(Records about charts and figures)
___

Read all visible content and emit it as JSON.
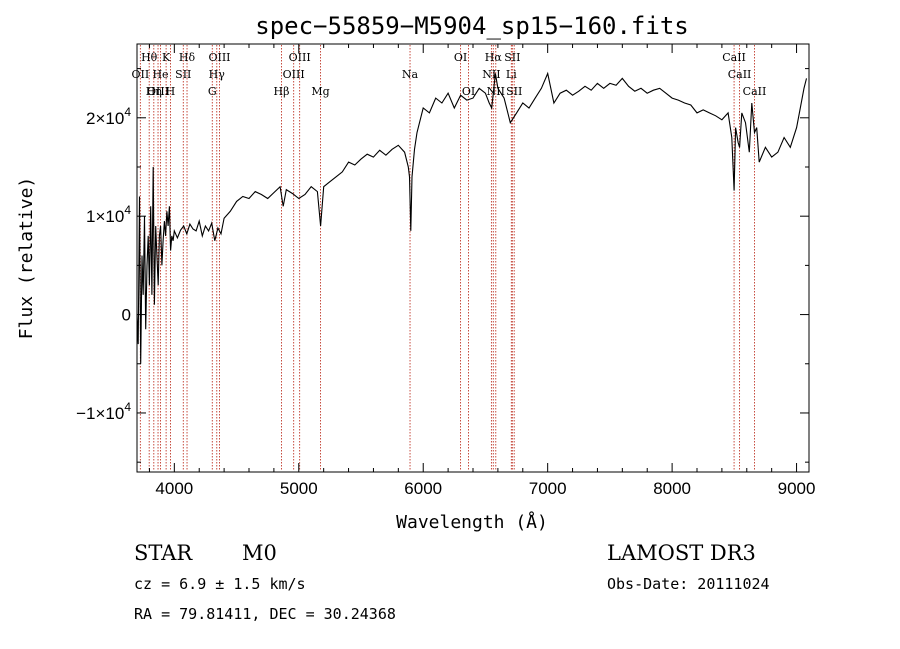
{
  "chart_data": {
    "type": "line",
    "title": "spec−55859−M5904_sp15−160.fits",
    "xlabel": "Wavelength (Å)",
    "ylabel": "Flux (relative)",
    "xlim": [
      3700,
      9100
    ],
    "ylim": [
      -16000,
      27500
    ],
    "x_ticks": [
      {
        "value": 4000,
        "label": "4000"
      },
      {
        "value": 5000,
        "label": "5000"
      },
      {
        "value": 6000,
        "label": "6000"
      },
      {
        "value": 7000,
        "label": "7000"
      },
      {
        "value": 8000,
        "label": "8000"
      },
      {
        "value": 9000,
        "label": "9000"
      }
    ],
    "y_ticks": [
      {
        "value": -10000,
        "mantissa": "−1×10",
        "exp": "4"
      },
      {
        "value": 0,
        "mantissa": "0",
        "exp": ""
      },
      {
        "value": 10000,
        "mantissa": "1×10",
        "exp": "4"
      },
      {
        "value": 20000,
        "mantissa": "2×10",
        "exp": "4"
      }
    ],
    "series": [
      {
        "name": "spectrum",
        "x": [
          3700,
          3710,
          3720,
          3730,
          3740,
          3750,
          3760,
          3770,
          3780,
          3790,
          3800,
          3810,
          3820,
          3830,
          3840,
          3850,
          3860,
          3870,
          3880,
          3890,
          3900,
          3910,
          3920,
          3930,
          3940,
          3950,
          3960,
          3970,
          3980,
          3990,
          4000,
          4025,
          4050,
          4075,
          4100,
          4125,
          4150,
          4175,
          4200,
          4225,
          4250,
          4275,
          4300,
          4325,
          4350,
          4375,
          4400,
          4450,
          4500,
          4550,
          4600,
          4650,
          4700,
          4750,
          4800,
          4850,
          4875,
          4900,
          4950,
          5000,
          5050,
          5100,
          5150,
          5175,
          5200,
          5250,
          5300,
          5350,
          5400,
          5450,
          5500,
          5550,
          5600,
          5650,
          5700,
          5750,
          5800,
          5850,
          5880,
          5890,
          5900,
          5910,
          5930,
          5950,
          6000,
          6050,
          6100,
          6150,
          6200,
          6250,
          6300,
          6350,
          6400,
          6450,
          6500,
          6530,
          6550,
          6563,
          6580,
          6600,
          6650,
          6700,
          6750,
          6800,
          6850,
          6900,
          6950,
          7000,
          7050,
          7100,
          7150,
          7200,
          7250,
          7300,
          7350,
          7400,
          7450,
          7500,
          7550,
          7600,
          7650,
          7700,
          7750,
          7800,
          7850,
          7900,
          7950,
          8000,
          8050,
          8100,
          8150,
          8200,
          8250,
          8300,
          8350,
          8400,
          8450,
          8480,
          8498,
          8510,
          8530,
          8542,
          8560,
          8590,
          8620,
          8640,
          8662,
          8680,
          8700,
          8750,
          8800,
          8850,
          8900,
          8950,
          9000,
          9030,
          9060,
          9080
        ],
        "y": [
          0,
          -3000,
          12000,
          -5000,
          6000,
          2000,
          10000,
          -1500,
          5000,
          8000,
          3000,
          11000,
          2000,
          15000,
          1000,
          9000,
          6000,
          3000,
          8000,
          9000,
          5000,
          7500,
          9500,
          8000,
          10500,
          9000,
          11000,
          6500,
          8000,
          7500,
          8500,
          7800,
          8600,
          9000,
          8200,
          9200,
          8700,
          8500,
          9500,
          8000,
          9000,
          8500,
          9300,
          7500,
          8800,
          8200,
          9800,
          10500,
          11500,
          12000,
          11800,
          12500,
          12200,
          11800,
          12400,
          13000,
          11000,
          12700,
          12300,
          11800,
          12200,
          13000,
          12500,
          9000,
          13000,
          13500,
          14000,
          14500,
          15500,
          15200,
          15800,
          16300,
          16000,
          16700,
          16200,
          16800,
          17200,
          16500,
          15000,
          14000,
          8500,
          14000,
          16800,
          18500,
          21000,
          20500,
          22000,
          21500,
          22500,
          21000,
          22300,
          21800,
          22000,
          23000,
          22500,
          21500,
          21000,
          22500,
          24500,
          23000,
          22000,
          19500,
          20500,
          21500,
          21000,
          22000,
          23000,
          24500,
          21500,
          22500,
          22800,
          22300,
          22700,
          23200,
          22800,
          23500,
          23000,
          23500,
          23300,
          24000,
          23200,
          22700,
          23000,
          22500,
          22800,
          23000,
          22500,
          22000,
          21800,
          21500,
          21300,
          20500,
          20800,
          20500,
          20200,
          19800,
          20500,
          18000,
          12600,
          19000,
          17500,
          17000,
          20500,
          19500,
          16500,
          21500,
          18500,
          19000,
          15500,
          17000,
          16000,
          16500,
          18000,
          17000,
          19000,
          21000,
          23000,
          24000
        ]
      }
    ],
    "lines": [
      {
        "name": "Hθ",
        "wl": 3798,
        "row": 0
      },
      {
        "name": "OII",
        "wl": 3727,
        "row": 1
      },
      {
        "name": "OIII",
        "wl": 3869,
        "row": 2
      },
      {
        "name": "He",
        "wl": 3889,
        "row": 1
      },
      {
        "name": "Hη",
        "wl": 3835,
        "row": 2
      },
      {
        "name": "K",
        "wl": 3934,
        "row": 0
      },
      {
        "name": "H",
        "wl": 3969,
        "row": 2
      },
      {
        "name": "SII",
        "wl": 4072,
        "row": 1
      },
      {
        "name": "Hδ",
        "wl": 4102,
        "row": 0
      },
      {
        "name": "G",
        "wl": 4305,
        "row": 2
      },
      {
        "name": "Hγ",
        "wl": 4341,
        "row": 1
      },
      {
        "name": "OIII",
        "wl": 4363,
        "row": 0
      },
      {
        "name": "Hβ",
        "wl": 4861,
        "row": 2
      },
      {
        "name": "OIII",
        "wl": 4959,
        "row": 1
      },
      {
        "name": "OIII",
        "wl": 5007,
        "row": 0
      },
      {
        "name": "Mg",
        "wl": 5175,
        "row": 2
      },
      {
        "name": "Na",
        "wl": 5894,
        "row": 1
      },
      {
        "name": "OI",
        "wl": 6300,
        "row": 0
      },
      {
        "name": "OI",
        "wl": 6364,
        "row": 2
      },
      {
        "name": "NII",
        "wl": 6548,
        "row": 1
      },
      {
        "name": "Hα",
        "wl": 6563,
        "row": 0
      },
      {
        "name": "NII",
        "wl": 6583,
        "row": 2
      },
      {
        "name": "Li",
        "wl": 6708,
        "row": 1
      },
      {
        "name": "SII",
        "wl": 6716,
        "row": 0
      },
      {
        "name": "SII",
        "wl": 6731,
        "row": 2
      },
      {
        "name": "CaII",
        "wl": 8498,
        "row": 0
      },
      {
        "name": "CaII",
        "wl": 8542,
        "row": 1
      },
      {
        "name": "CaII",
        "wl": 8662,
        "row": 2
      }
    ]
  },
  "info": {
    "object_class": "STAR",
    "subclass": "M0",
    "survey": "LAMOST DR3",
    "cz": "cz = 6.9 ± 1.5 km/s",
    "obs_date": "Obs-Date: 20111024",
    "coords": "RA =  79.81411, DEC =  30.24368"
  },
  "colors": {
    "line_marker": "#c0392b",
    "spectrum": "#000000",
    "axes": "#000000"
  }
}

___

## WORK TO COMPLETE
From the material given, work out how many lines hold the string "mantissa"; state that number and nothing further.

## ANSWER TO THIS TASK
4